◆ STATED EXERCISE ◆
Show all lines from the listing below that contain "恒生地产建筑业".

◆ Stored data entries ◆
* * *

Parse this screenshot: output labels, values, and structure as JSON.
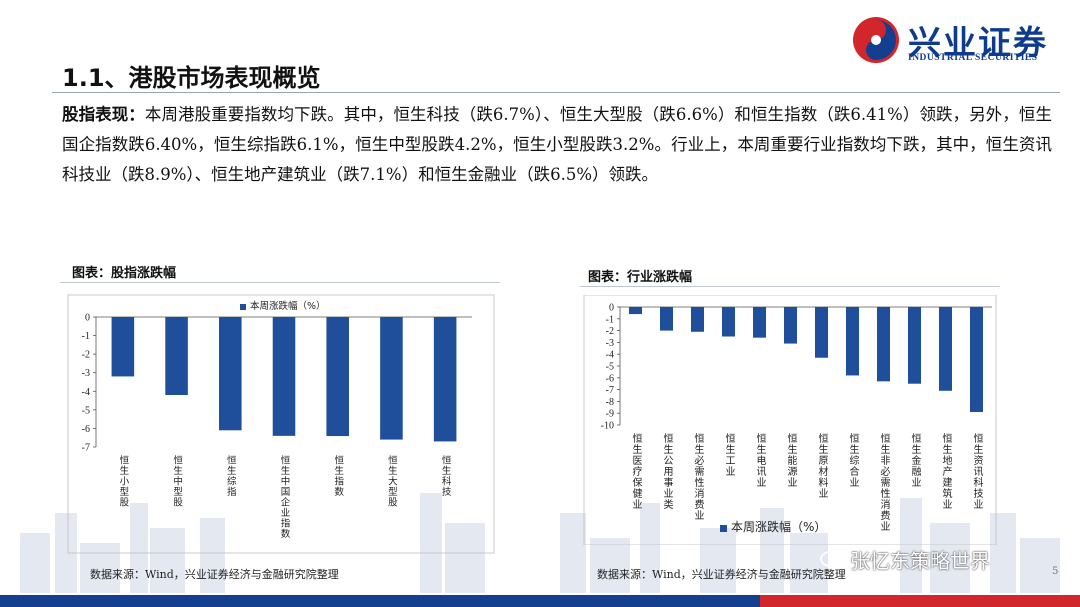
{
  "header": {
    "logo_cn": "兴业证券",
    "logo_en": "INDUSTRIAL SECURITIES",
    "title": "1.1、港股市场表现概览"
  },
  "summary": {
    "lead": "股指表现：",
    "text": "本周港股重要指数均下跌。其中，恒生科技（跌6.7%）、恒生大型股（跌6.6%）和恒生指数（跌6.41%）领跌，另外，恒生国企指数跌6.40%，恒生综指跌6.1%，恒生中型股跌4.2%，恒生小型股跌3.2%。行业上，本周重要行业指数均下跌，其中，恒生资讯科技业（跌8.9%）、恒生地产建筑业（跌7.1%）和恒生金融业（跌6.5%）领跌。"
  },
  "chart_data": [
    {
      "caption": "图表：股指涨跌幅",
      "type": "bar",
      "legend": "本周涨跌幅（%）",
      "legend_position": "top",
      "categories": [
        "恒生小型股",
        "恒生中型股",
        "恒生综指",
        "恒生中国企业指数",
        "恒生指数",
        "恒生大型股",
        "恒生科技"
      ],
      "series": [
        {
          "name": "本周涨跌幅（%）",
          "values": [
            -3.2,
            -4.2,
            -6.1,
            -6.4,
            -6.41,
            -6.6,
            -6.7
          ]
        }
      ],
      "ylim": [
        -7,
        0
      ],
      "yticks": [
        "0",
        "-1",
        "-2",
        "-3",
        "-4",
        "-5",
        "-6",
        "-7"
      ],
      "grid": false,
      "source": "数据来源：Wind，兴业证券经济与金融研究院整理"
    },
    {
      "caption": "图表：行业涨跌幅",
      "type": "bar",
      "legend": "本周涨跌幅（%）",
      "legend_position": "bottom",
      "categories": [
        "恒生医疗保健业",
        "恒生公用事业类",
        "恒生必需性消费业",
        "恒生工业",
        "恒生电讯业",
        "恒生能源业",
        "恒生原材料业",
        "恒生综合业",
        "恒生非必需性消费业",
        "恒生金融业",
        "恒生地产建筑业",
        "恒生资讯科技业"
      ],
      "series": [
        {
          "name": "本周涨跌幅（%）",
          "values": [
            -0.6,
            -2.0,
            -2.1,
            -2.5,
            -2.6,
            -3.1,
            -4.3,
            -5.8,
            -6.3,
            -6.5,
            -7.1,
            -8.9
          ]
        }
      ],
      "ylim": [
        -10,
        0
      ],
      "yticks": [
        "0",
        "-1",
        "-2",
        "-3",
        "-4",
        "-5",
        "-6",
        "-7",
        "-8",
        "-9",
        "-10"
      ],
      "grid": false,
      "source": "数据来源：Wind，兴业证券经济与金融研究院整理"
    }
  ],
  "watermark": "张忆东策略世界",
  "page_number": "5",
  "colors": {
    "bar": "#1f4e9a",
    "brand_blue": "#143f8f",
    "brand_red": "#d1262b"
  }
}
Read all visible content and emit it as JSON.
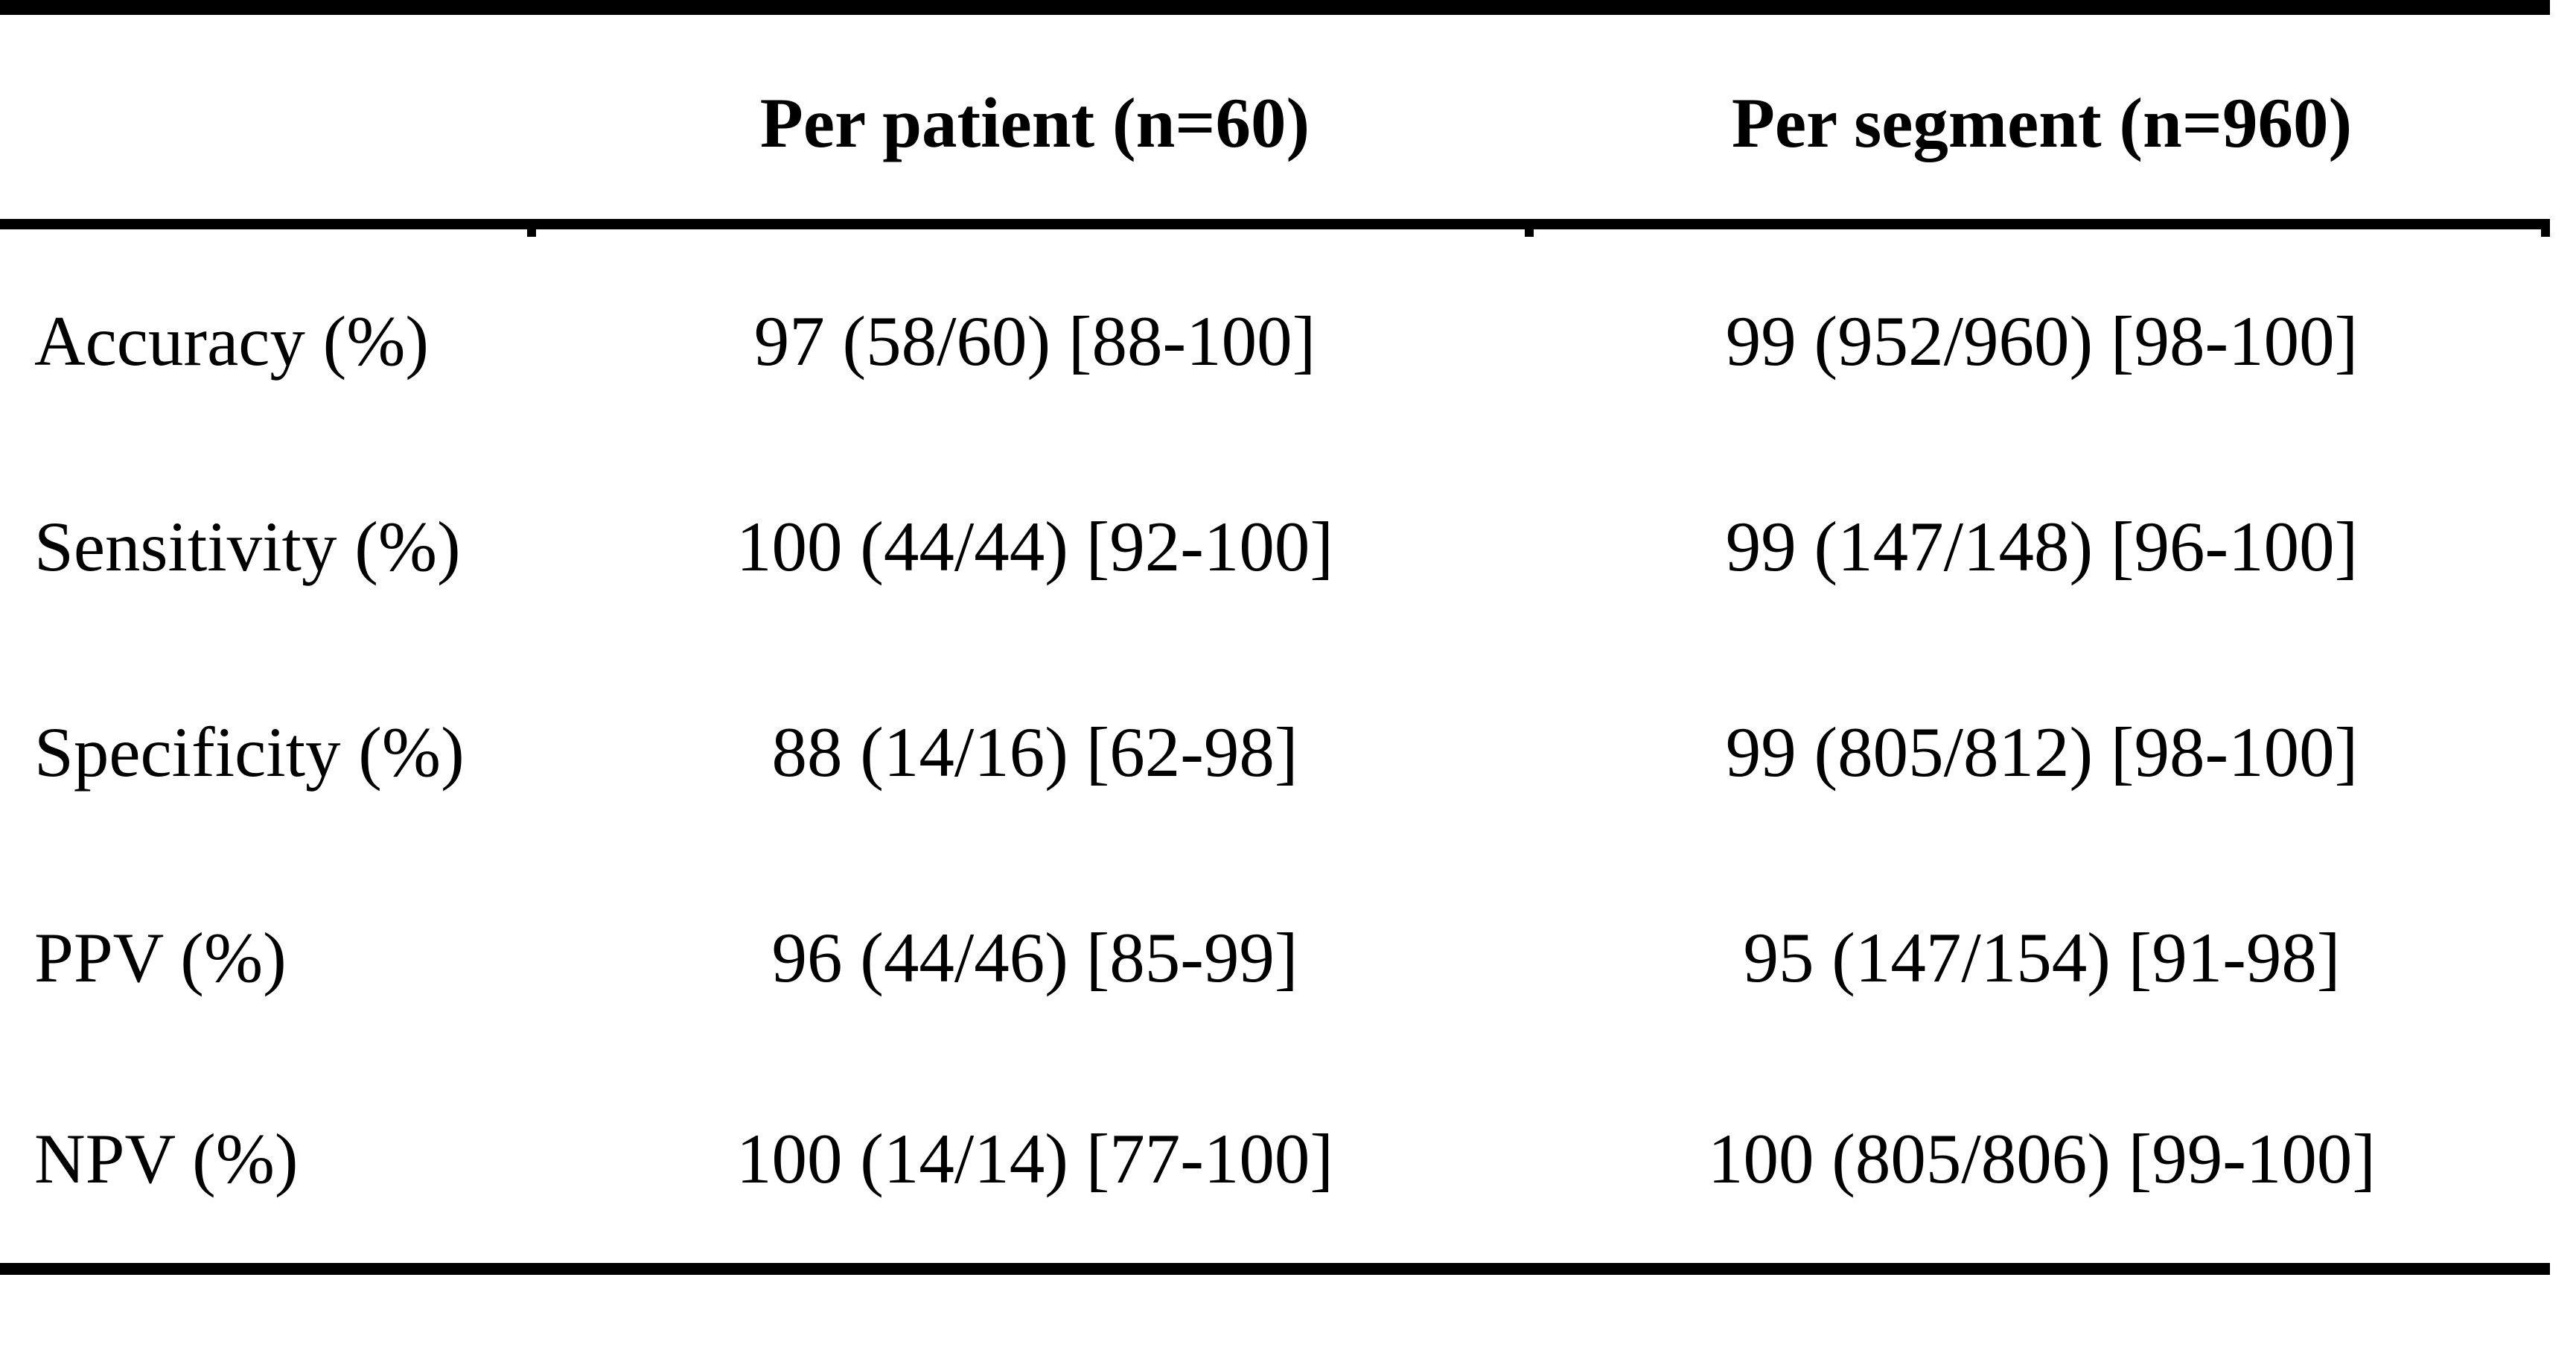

* * *

◆ THE OUTPUT ◆
    "text": "本周港股重要指数均下跌。其中，恒生科技（跌6.7%）、恒生大型股（跌6.6%）和恒生指数（跌6.41%）领跌，另外，恒生国企指数跌6.40%，恒生综指跌6.1%，恒生中型股跌4.2%，恒生小型股跌3.2%。行业上，本周重要行业指数均下跌，其中，恒生资讯科技业（跌8.9%）、恒生地产建筑业（跌7.1%）和恒生金融业（跌6.5%）领跌。"
        "恒生地产建筑业",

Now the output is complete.